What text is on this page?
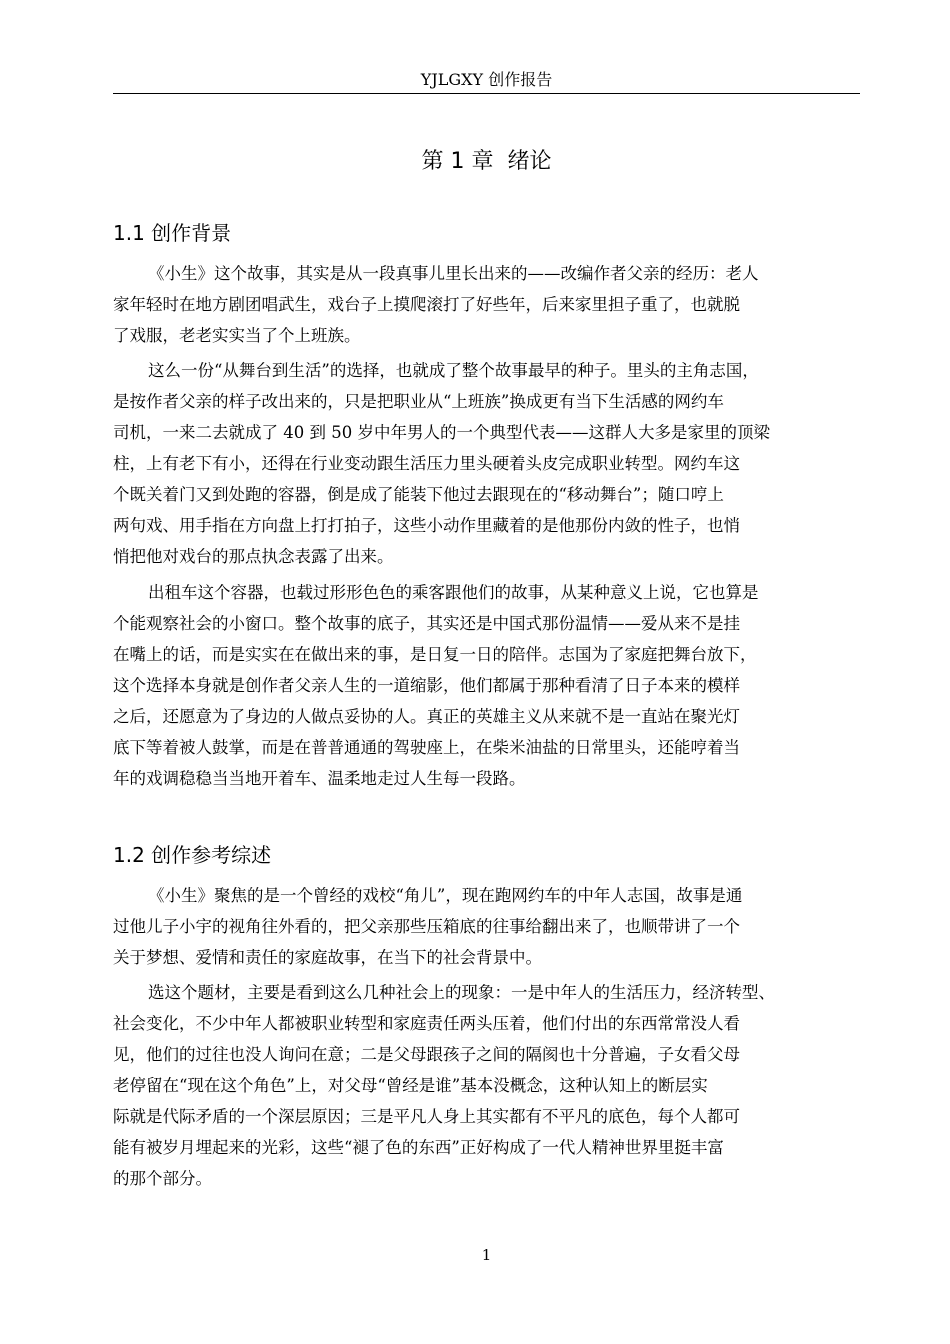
YJLGXY 创作报告
第 1 章  绪论
1.1 创作背景
《小生》这个故事，其实是从一段真事儿里长出来的——改编作者父亲的经历：老人
家年轻时在地方剧团唱武生，戏台子上摸爬滚打了好些年，后来家里担子重了，也就脱
了戏服，老老实实当了个上班族。
这么一份“从舞台到生活”的选择，也就成了整个故事最早的种子。里头的主角志国，
是按作者父亲的样子改出来的，只是把职业从“上班族”换成更有当下生活感的网约车
司机，一来二去就成了 40 到 50 岁中年男人的一个典型代表——这群人大多是家里的顶梁
柱，上有老下有小，还得在行业变动跟生活压力里头硬着头皮完成职业转型。网约车这
个既关着门又到处跑的容器，倒是成了能装下他过去跟现在的“移动舞台”；随口哼上
两句戏、用手指在方向盘上打打拍子，这些小动作里藏着的是他那份内敛的性子，也悄
悄把他对戏台的那点执念表露了出来。
出租车这个容器，也载过形形色色的乘客跟他们的故事，从某种意义上说，它也算是
个能观察社会的小窗口。整个故事的底子，其实还是中国式那份温情——爱从来不是挂
在嘴上的话，而是实实在在做出来的事，是日复一日的陪伴。志国为了家庭把舞台放下，
这个选择本身就是创作者父亲人生的一道缩影，他们都属于那种看清了日子本来的模样
之后，还愿意为了身边的人做点妥协的人。真正的英雄主义从来就不是一直站在聚光灯
底下等着被人鼓掌，而是在普普通通的驾驶座上，在柴米油盐的日常里头，还能哼着当
年的戏调稳稳当当地开着车、温柔地走过人生每一段路。
1.2 创作参考综述
《小生》聚焦的是一个曾经的戏校“角儿”，现在跑网约车的中年人志国，故事是通
过他儿子小宇的视角往外看的，把父亲那些压箱底的往事给翻出来了，也顺带讲了一个
关于梦想、爱情和责任的家庭故事，在当下的社会背景中。
选这个题材，主要是看到这么几种社会上的现象：一是中年人的生活压力，经济转型、
社会变化，不少中年人都被职业转型和家庭责任两头压着，他们付出的东西常常没人看
见，他们的过往也没人询问在意；二是父母跟孩子之间的隔阂也十分普遍，子女看父母
老停留在“现在这个角色”上，对父母“曾经是谁”基本没概念，这种认知上的断层实
际就是代际矛盾的一个深层原因；三是平凡人身上其实都有不平凡的底色，每个人都可
能有被岁月埋起来的光彩，这些“褪了色的东西”正好构成了一代人精神世界里挺丰富
的那个部分。
1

SET PROBLEM: The listing above needs to be output again exactly. Don't include the pictures.

WRITTEN SOLUTION:
What text is on this page?
YJLGXY 创作报告
第 1 章  绪论
1.1 创作背景
《小生》这个故事，其实是从一段真事儿里长出来的——改编作者父亲的经历：老人
家年轻时在地方剧团唱武生，戏台子上摸爬滚打了好些年，后来家里担子重了，也就脱
了戏服，老老实实当了个上班族。
这么一份“从舞台到生活”的选择，也就成了整个故事最早的种子。里头的主角志国，
是按作者父亲的样子改出来的，只是把职业从“上班族”换成更有当下生活感的网约车
司机，一来二去就成了 40 到 50 岁中年男人的一个典型代表——这群人大多是家里的顶梁
柱，上有老下有小，还得在行业变动跟生活压力里头硬着头皮完成职业转型。网约车这
个既关着门又到处跑的容器，倒是成了能装下他过去跟现在的“移动舞台”；随口哼上
两句戏、用手指在方向盘上打打拍子，这些小动作里藏着的是他那份内敛的性子，也悄
悄把他对戏台的那点执念表露了出来。
出租车这个容器，也载过形形色色的乘客跟他们的故事，从某种意义上说，它也算是
个能观察社会的小窗口。整个故事的底子，其实还是中国式那份温情——爱从来不是挂
在嘴上的话，而是实实在在做出来的事，是日复一日的陪伴。志国为了家庭把舞台放下，
这个选择本身就是创作者父亲人生的一道缩影，他们都属于那种看清了日子本来的模样
之后，还愿意为了身边的人做点妥协的人。真正的英雄主义从来就不是一直站在聚光灯
底下等着被人鼓掌，而是在普普通通的驾驶座上，在柴米油盐的日常里头，还能哼着当
年的戏调稳稳当当地开着车、温柔地走过人生每一段路。
1.2 创作参考综述
《小生》聚焦的是一个曾经的戏校“角儿”，现在跑网约车的中年人志国，故事是通
过他儿子小宇的视角往外看的，把父亲那些压箱底的往事给翻出来了，也顺带讲了一个
关于梦想、爱情和责任的家庭故事，在当下的社会背景中。
选这个题材，主要是看到这么几种社会上的现象：一是中年人的生活压力，经济转型、
社会变化，不少中年人都被职业转型和家庭责任两头压着，他们付出的东西常常没人看
见，他们的过往也没人询问在意；二是父母跟孩子之间的隔阂也十分普遍，子女看父母
老停留在“现在这个角色”上，对父母“曾经是谁”基本没概念，这种认知上的断层实
际就是代际矛盾的一个深层原因；三是平凡人身上其实都有不平凡的底色，每个人都可
能有被岁月埋起来的光彩，这些“褪了色的东西”正好构成了一代人精神世界里挺丰富
的那个部分。
1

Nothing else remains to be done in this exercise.